(Entries with figure data)
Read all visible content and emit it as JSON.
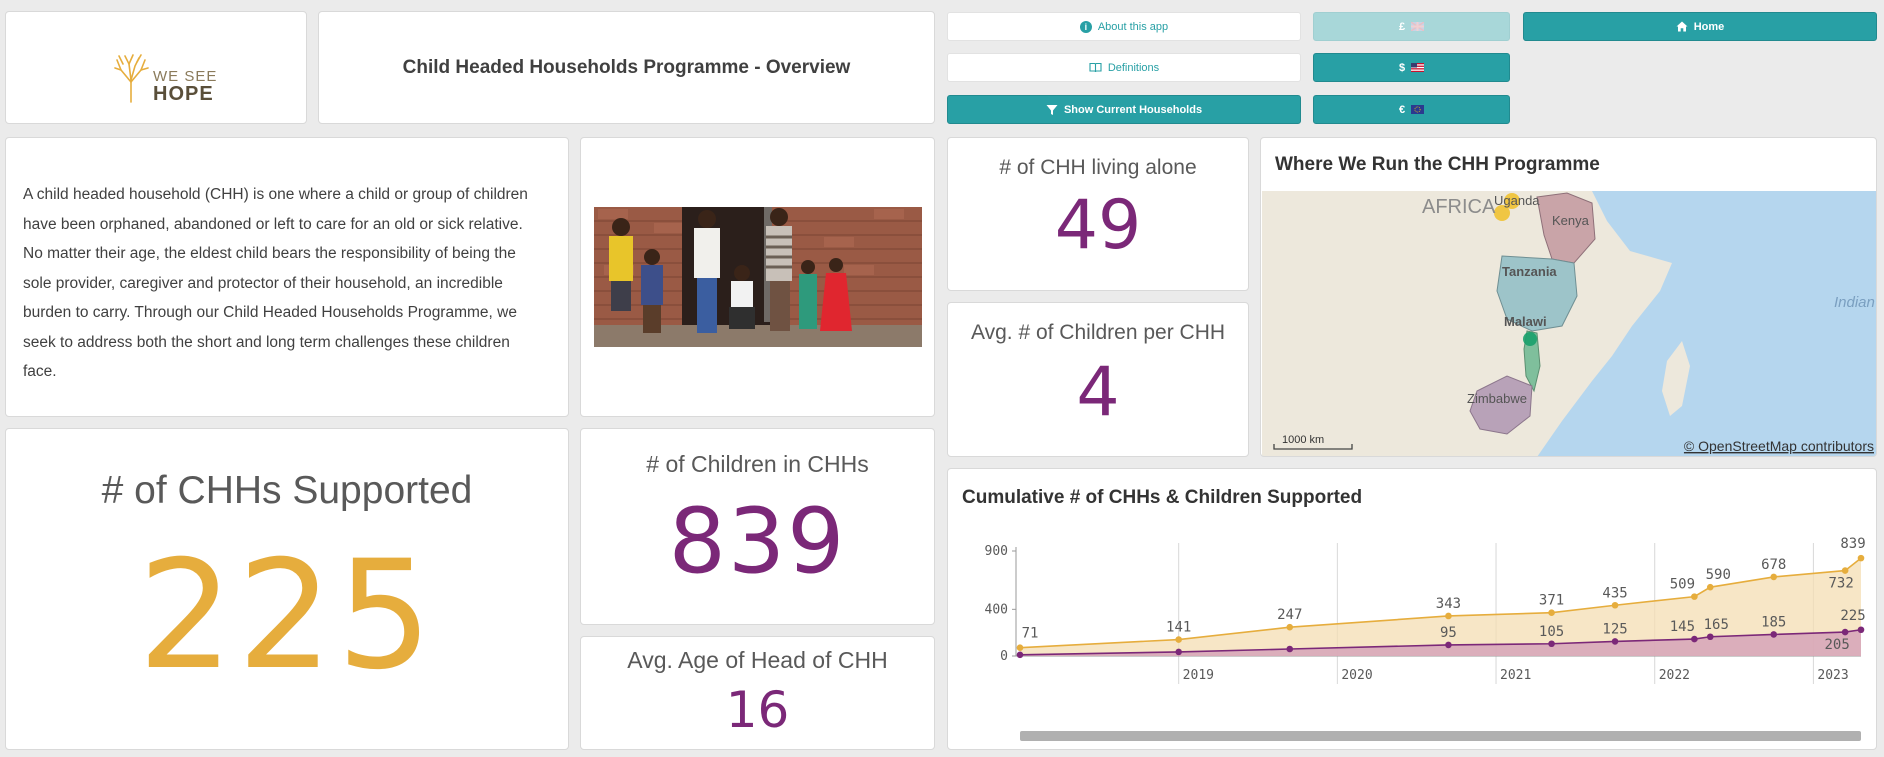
{
  "logo": {
    "line1": "WE SEE",
    "line2": "HOPE"
  },
  "header": {
    "title": "Child Headed Households Programme - Overview"
  },
  "buttons": {
    "about": "About this app",
    "definitions": "Definitions",
    "show_current": "Show Current Households",
    "currency_gbp": "£",
    "currency_usd": "$",
    "currency_eur": "€",
    "home": "Home"
  },
  "description": "A child headed household (CHH) is one where a child or group of children have been orphaned, abandoned or left to care for an old or sick relative. No matter their age, the eldest child bears the responsibility of being the sole provider, caregiver and protector of their household, an incredible burden to carry. Through our Child Headed Households Programme, we seek to address both the short and long term challenges these children face.",
  "kpis": {
    "living_alone": {
      "label": "# of CHH living alone",
      "value": "49"
    },
    "avg_children": {
      "label": "Avg. # of Children per CHH",
      "value": "4"
    },
    "supported": {
      "label": "# of CHHs Supported",
      "value": "225"
    },
    "children": {
      "label": "# of Children in CHHs",
      "value": "839"
    },
    "avg_age": {
      "label": "Avg. Age of Head of CHH",
      "value": "16"
    }
  },
  "map": {
    "title": "Where We Run the CHH Programme",
    "labels": {
      "africa": "AFRICA",
      "uganda": "Uganda",
      "kenya": "Kenya",
      "tanzania": "Tanzania",
      "malawi": "Malawi",
      "zimbabwe": "Zimbabwe",
      "indian": "Indian"
    },
    "scale": "1000 km",
    "attribution": "© OpenStreetMap contributors",
    "colors": {
      "water": "#b5d6ee",
      "land": "#ede8dc",
      "kenya": "#c9a4a8",
      "tanzania": "#9dc4c9",
      "zimbabwe": "#b8a2b8"
    }
  },
  "chart_data": {
    "type": "area",
    "title": "Cumulative # of CHHs & Children Supported",
    "ylim": [
      0,
      900
    ],
    "yticks": [
      "900",
      "400",
      "0"
    ],
    "xtick_labels": [
      "2019",
      "2020",
      "2021",
      "2022",
      "2023"
    ],
    "xtick_positions": [
      2019.0,
      2020.0,
      2021.0,
      2022.0,
      2023.0
    ],
    "xlim": [
      2018.0,
      2023.3
    ],
    "series": [
      {
        "name": "Children",
        "color": "#e6ad3d",
        "fill": "#f4ddb3",
        "points": [
          {
            "x": 2018.0,
            "y": 71,
            "label": "71"
          },
          {
            "x": 2019.0,
            "y": 141,
            "label": "141"
          },
          {
            "x": 2019.7,
            "y": 247,
            "label": "247"
          },
          {
            "x": 2020.7,
            "y": 343,
            "label": "343"
          },
          {
            "x": 2021.35,
            "y": 371,
            "label": "371"
          },
          {
            "x": 2021.75,
            "y": 435,
            "label": "435"
          },
          {
            "x": 2022.25,
            "y": 509,
            "label": "509"
          },
          {
            "x": 2022.35,
            "y": 590,
            "label": "590"
          },
          {
            "x": 2022.75,
            "y": 678,
            "label": "678"
          },
          {
            "x": 2023.2,
            "y": 732,
            "label": "732"
          },
          {
            "x": 2023.3,
            "y": 839,
            "label": "839"
          }
        ]
      },
      {
        "name": "CHHs",
        "color": "#7b2878",
        "fill": "#d6a3b8",
        "points": [
          {
            "x": 2018.0,
            "y": 10,
            "label": ""
          },
          {
            "x": 2019.0,
            "y": 35,
            "label": ""
          },
          {
            "x": 2019.7,
            "y": 60,
            "label": ""
          },
          {
            "x": 2020.7,
            "y": 95,
            "label": "95"
          },
          {
            "x": 2021.35,
            "y": 105,
            "label": "105"
          },
          {
            "x": 2021.75,
            "y": 125,
            "label": "125"
          },
          {
            "x": 2022.25,
            "y": 145,
            "label": "145"
          },
          {
            "x": 2022.35,
            "y": 165,
            "label": "165"
          },
          {
            "x": 2022.75,
            "y": 185,
            "label": "185"
          },
          {
            "x": 2023.2,
            "y": 205,
            "label": "205"
          },
          {
            "x": 2023.3,
            "y": 225,
            "label": "225"
          }
        ]
      }
    ]
  }
}
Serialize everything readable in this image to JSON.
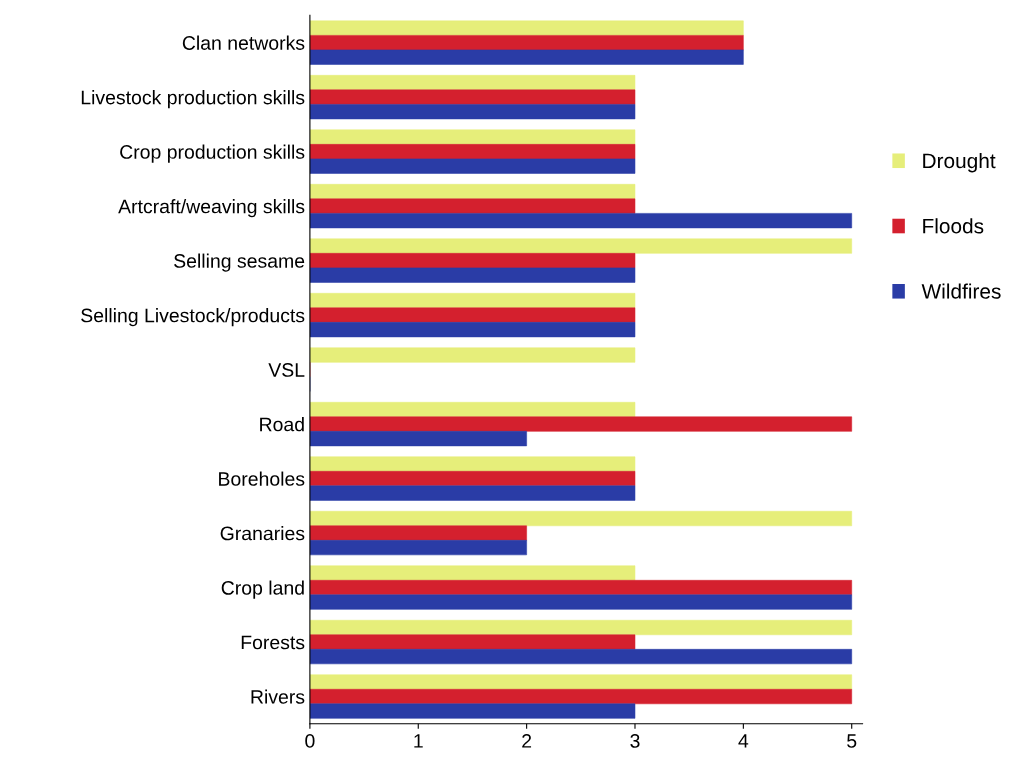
{
  "chart_data": {
    "type": "bar",
    "orientation": "horizontal",
    "categories": [
      "Clan networks",
      "Livestock production skills",
      "Crop production skills",
      "Artcraft/weaving skills",
      "Selling sesame",
      "Selling Livestock/products",
      "VSL",
      "Road",
      "Boreholes",
      "Granaries",
      "Crop land",
      "Forests",
      "Rivers"
    ],
    "series": [
      {
        "name": "Drought",
        "color": "#e6ee7a",
        "values": [
          4,
          3,
          3,
          3,
          5,
          3,
          3,
          3,
          3,
          5,
          3,
          5,
          5
        ]
      },
      {
        "name": "Floods",
        "color": "#d4202e",
        "values": [
          4,
          3,
          3,
          3,
          3,
          3,
          0,
          5,
          3,
          2,
          5,
          3,
          5
        ]
      },
      {
        "name": "Wildfires",
        "color": "#2a3ca6",
        "values": [
          4,
          3,
          3,
          5,
          3,
          3,
          0,
          2,
          3,
          2,
          5,
          5,
          3
        ]
      }
    ],
    "xlim": [
      0,
      5.1
    ],
    "xticks": [
      0,
      1,
      2,
      3,
      4,
      5
    ],
    "grid": false,
    "legend": "right"
  }
}
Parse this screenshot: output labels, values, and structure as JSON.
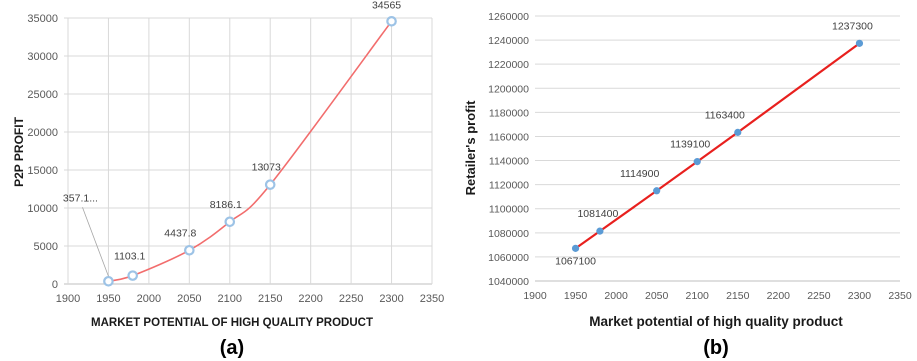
{
  "chart_data": [
    {
      "panel_label": "(a)",
      "type": "line",
      "xlabel": "MARKET POTENTIAL OF HIGH QUALITY PRODUCT",
      "ylabel": "P2P PROFIT",
      "xlim": [
        1900,
        2350
      ],
      "ylim": [
        0,
        35000
      ],
      "xticks": [
        "1900",
        "1950",
        "2000",
        "2050",
        "2100",
        "2150",
        "2200",
        "2250",
        "2300",
        "2350"
      ],
      "yticks": [
        "0",
        "5000",
        "10000",
        "15000",
        "20000",
        "25000",
        "30000",
        "35000"
      ],
      "grid": "both",
      "line_color": "#f26d6d",
      "marker_color": "#9dc3e6",
      "series": [
        {
          "x": [
            1950,
            1980,
            2050,
            2100,
            2150,
            2300
          ],
          "y": [
            357.1,
            1103.1,
            4437.8,
            8186.1,
            13073,
            34565
          ],
          "labels": [
            "357.1...",
            "1103.1",
            "4437.8",
            "8186.1",
            "13073",
            "34565"
          ]
        }
      ]
    },
    {
      "panel_label": "(b)",
      "type": "line",
      "xlabel": "Market potential of high quality product",
      "ylabel": "Retailer's profit",
      "xlim": [
        1900,
        2350
      ],
      "ylim": [
        1040000,
        1260000
      ],
      "xticks": [
        "1900",
        "1950",
        "2000",
        "2050",
        "2100",
        "2150",
        "2200",
        "2250",
        "2300",
        "2350"
      ],
      "yticks": [
        "1040000",
        "1060000",
        "1080000",
        "1100000",
        "1120000",
        "1140000",
        "1160000",
        "1180000",
        "1200000",
        "1220000",
        "1240000",
        "1260000"
      ],
      "grid": "horizontal",
      "line_color": "#e8201e",
      "marker_color": "#5b9bd5",
      "series": [
        {
          "x": [
            1950,
            1980,
            2050,
            2100,
            2150,
            2300
          ],
          "y": [
            1067100,
            1081400,
            1114900,
            1139100,
            1163400,
            1237300
          ],
          "labels": [
            "1067100",
            "1081400",
            "1114900",
            "1139100",
            "1163400",
            "1237300"
          ]
        }
      ]
    }
  ]
}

Goal: Without the pictures, restate all of the entries above verbatim.

Solution to this problem:
Read all visible content and emit it as JSON.
{
  "logo": {
    "line1": "WE SEE",
    "line2": "HOPE"
  },
  "header": {
    "title": "Child Headed Households Programme - Overview"
  },
  "buttons": {
    "about": "About this app",
    "definitions": "Definitions",
    "show_current": "Show Current Households",
    "currency_gbp": "£",
    "currency_usd": "$",
    "currency_eur": "€",
    "home": "Home"
  },
  "description": "A child headed household (CHH) is one where a child or group of children have been orphaned, abandoned or left to care for an old or sick relative. No matter their age, the eldest child bears the responsibility of being the sole provider, caregiver and protector of their household, an incredible burden to carry. Through our Child Headed Households Programme, we seek to address both the short and long term challenges these children face.",
  "kpis": {
    "living_alone": {
      "label": "# of CHH living alone",
      "value": "49"
    },
    "avg_children": {
      "label": "Avg. # of Children per CHH",
      "value": "4"
    },
    "supported": {
      "label": "# of CHHs Supported",
      "value": "225"
    },
    "children": {
      "label": "# of Children in CHHs",
      "value": "839"
    },
    "avg_age": {
      "label": "Avg. Age of Head of CHH",
      "value": "16"
    }
  },
  "map": {
    "title": "Where We Run the CHH Programme",
    "labels": {
      "africa": "AFRICA",
      "uganda": "Uganda",
      "kenya": "Kenya",
      "tanzania": "Tanzania",
      "malawi": "Malawi",
      "zimbabwe": "Zimbabwe",
      "indian": "Indian"
    },
    "scale": "1000 km",
    "attribution": "© OpenStreetMap contributors",
    "colors": {
      "water": "#b5d6ee",
      "land": "#ede8dc",
      "kenya": "#c9a4a8",
      "tanzania": "#9dc4c9",
      "zimbabwe": "#b8a2b8"
    }
  },
  "chart_data": {
    "type": "area",
    "title": "Cumulative # of CHHs & Children Supported",
    "ylim": [
      0,
      900
    ],
    "yticks": [
      "900",
      "400",
      "0"
    ],
    "xtick_labels": [
      "2019",
      "2020",
      "2021",
      "2022",
      "2023"
    ],
    "xtick_positions": [
      2019.0,
      2020.0,
      2021.0,
      2022.0,
      2023.0
    ],
    "xlim": [
      2018.0,
      2023.3
    ],
    "series": [
      {
        "name": "Children",
        "color": "#e6ad3d",
        "fill": "#f4ddb3",
        "points": [
          {
            "x": 2018.0,
            "y": 71,
            "label": "71"
          },
          {
            "x": 2019.0,
            "y": 141,
            "label": "141"
          },
          {
            "x": 2019.7,
            "y": 247,
            "label": "247"
          },
          {
            "x": 2020.7,
            "y": 343,
            "label": "343"
          },
          {
            "x": 2021.35,
            "y": 371,
            "label": "371"
          },
          {
            "x": 2021.75,
            "y": 435,
            "label": "435"
          },
          {
            "x": 2022.25,
            "y": 509,
            "label": "509"
          },
          {
            "x": 2022.35,
            "y": 590,
            "label": "590"
          },
          {
            "x": 2022.75,
            "y": 678,
            "label": "678"
          },
          {
            "x": 2023.2,
            "y": 732,
            "label": "732"
          },
          {
            "x": 2023.3,
            "y": 839,
            "label": "839"
          }
        ]
      },
      {
        "name": "CHHs",
        "color": "#7b2878",
        "fill": "#d6a3b8",
        "points": [
          {
            "x": 2018.0,
            "y": 10,
            "label": ""
          },
          {
            "x": 2019.0,
            "y": 35,
            "label": ""
          },
          {
            "x": 2019.7,
            "y": 60,
            "label": ""
          },
          {
            "x": 2020.7,
            "y": 95,
            "label": "95"
          },
          {
            "x": 2021.35,
            "y": 105,
            "label": "105"
          },
          {
            "x": 2021.75,
            "y": 125,
            "label": "125"
          },
          {
            "x": 2022.25,
            "y": 145,
            "label": "145"
          },
          {
            "x": 2022.35,
            "y": 165,
            "label": "165"
          },
          {
            "x": 2022.75,
            "y": 185,
            "label": "185"
          },
          {
            "x": 2023.2,
            "y": 205,
            "label": "205"
          },
          {
            "x": 2023.3,
            "y": 225,
            "label": "225"
          }
        ]
      }
    ]
  }
}
Serialize everything readable in this image to JSON.
{
  "chart_data": {
    "type": "bar",
    "orientation": "horizontal",
    "categories": [
      "Clan networks",
      "Livestock production skills",
      "Crop production skills",
      "Artcraft/weaving skills",
      "Selling sesame",
      "Selling Livestock/products",
      "VSL",
      "Road",
      "Boreholes",
      "Granaries",
      "Crop land",
      "Forests",
      "Rivers"
    ],
    "series": [
      {
        "name": "Drought",
        "color": "#e6ee7a",
        "values": [
          4,
          3,
          3,
          3,
          5,
          3,
          3,
          3,
          3,
          5,
          3,
          5,
          5
        ]
      },
      {
        "name": "Floods",
        "color": "#d4202e",
        "values": [
          4,
          3,
          3,
          3,
          3,
          3,
          0,
          5,
          3,
          2,
          5,
          3,
          5
        ]
      },
      {
        "name": "Wildfires",
        "color": "#2a3ca6",
        "values": [
          4,
          3,
          3,
          5,
          3,
          3,
          0,
          2,
          3,
          2,
          5,
          5,
          3
        ]
      }
    ],
    "xlim": [
      0,
      5.1
    ],
    "xticks": [
      0,
      1,
      2,
      3,
      4,
      5
    ],
    "grid": false,
    "legend": "right"
  }
}
Parse this screenshot: output labels, values, and structure as JSON.
{
  "chart_data": [
    {
      "panel_label": "(a)",
      "type": "line",
      "xlabel": "MARKET POTENTIAL OF HIGH QUALITY PRODUCT",
      "ylabel": "P2P PROFIT",
      "xlim": [
        1900,
        2350
      ],
      "ylim": [
        0,
        35000
      ],
      "xticks": [
        "1900",
        "1950",
        "2000",
        "2050",
        "2100",
        "2150",
        "2200",
        "2250",
        "2300",
        "2350"
      ],
      "yticks": [
        "0",
        "5000",
        "10000",
        "15000",
        "20000",
        "25000",
        "30000",
        "35000"
      ],
      "grid": "both",
      "line_color": "#f26d6d",
      "marker_color": "#9dc3e6",
      "series": [
        {
          "x": [
            1950,
            1980,
            2050,
            2100,
            2150,
            2300
          ],
          "y": [
            357.1,
            1103.1,
            4437.8,
            8186.1,
            13073,
            34565
          ],
          "labels": [
            "357.1...",
            "1103.1",
            "4437.8",
            "8186.1",
            "13073",
            "34565"
          ]
        }
      ]
    },
    {
      "panel_label": "(b)",
      "type": "line",
      "xlabel": "Market potential of high quality product",
      "ylabel": "Retailer's profit",
      "xlim": [
        1900,
        2350
      ],
      "ylim": [
        1040000,
        1260000
      ],
      "xticks": [
        "1900",
        "1950",
        "2000",
        "2050",
        "2100",
        "2150",
        "2200",
        "2250",
        "2300",
        "2350"
      ],
      "yticks": [
        "1040000",
        "1060000",
        "1080000",
        "1100000",
        "1120000",
        "1140000",
        "1160000",
        "1180000",
        "1200000",
        "1220000",
        "1240000",
        "1260000"
      ],
      "grid": "horizontal",
      "line_color": "#e8201e",
      "marker_color": "#5b9bd5",
      "series": [
        {
          "x": [
            1950,
            1980,
            2050,
            2100,
            2150,
            2300
          ],
          "y": [
            1067100,
            1081400,
            1114900,
            1139100,
            1163400,
            1237300
          ],
          "labels": [
            "1067100",
            "1081400",
            "1114900",
            "1139100",
            "1163400",
            "1237300"
          ]
        }
      ]
    }
  ]
}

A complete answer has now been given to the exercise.